# Materials provided
_ _ _ _

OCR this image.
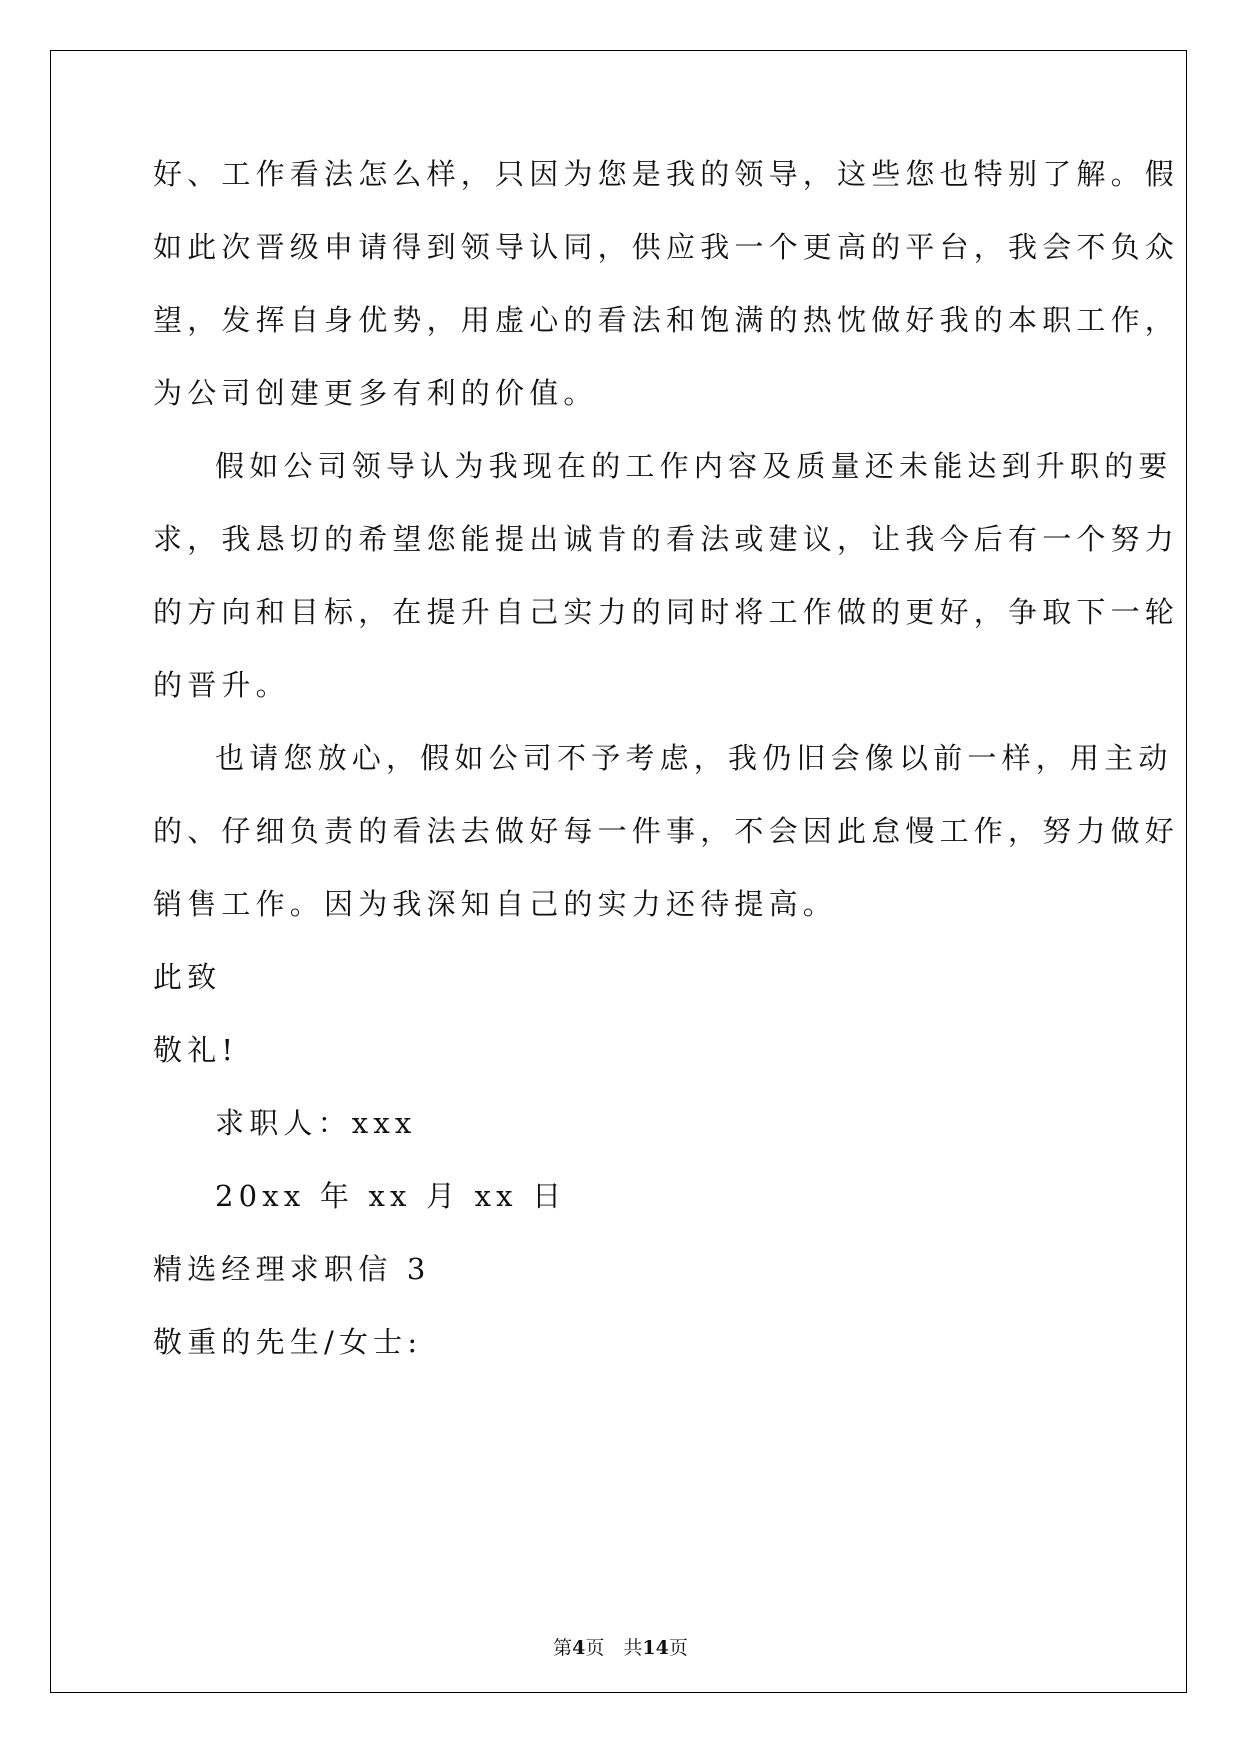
好、工作看法怎么样，只因为您是我的领导，这些您也特别了解。假
如此次晋级申请得到领导认同，供应我一个更高的平台，我会不负众
望，发挥自身优势，用虚心的看法和饱满的热忱做好我的本职工作，
为公司创建更多有利的价值。
假如公司领导认为我现在的工作内容及质量还未能达到升职的要
求，我恳切的希望您能提出诚肯的看法或建议，让我今后有一个努力
的方向和目标，在提升自己实力的同时将工作做的更好，争取下一轮
的晋升。
也请您放心，假如公司不予考虑，我仍旧会像以前一样，用主动
的、仔细负责的看法去做好每一件事，不会因此怠慢工作，努力做好
销售工作。因为我深知自己的实力还待提高。
此致
敬礼!
求职人：xxx
20xx 年 xx 月 xx 日
精选经理求职信 3
敬重的先生/女士:
第4页　共14页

_ _ _ _

# What the task asks
Transcribe the entries above verbatim, omitting their pictures.

# Answer
OCR this image.
好、工作看法怎么样，只因为您是我的领导，这些您也特别了解。假
如此次晋级申请得到领导认同，供应我一个更高的平台，我会不负众
望，发挥自身优势，用虚心的看法和饱满的热忱做好我的本职工作，
为公司创建更多有利的价值。
假如公司领导认为我现在的工作内容及质量还未能达到升职的要
求，我恳切的希望您能提出诚肯的看法或建议，让我今后有一个努力
的方向和目标，在提升自己实力的同时将工作做的更好，争取下一轮
的晋升。
也请您放心，假如公司不予考虑，我仍旧会像以前一样，用主动
的、仔细负责的看法去做好每一件事，不会因此怠慢工作，努力做好
销售工作。因为我深知自己的实力还待提高。
此致
敬礼!
求职人：xxx
20xx 年 xx 月 xx 日
精选经理求职信 3
敬重的先生/女士:
第4页　共14页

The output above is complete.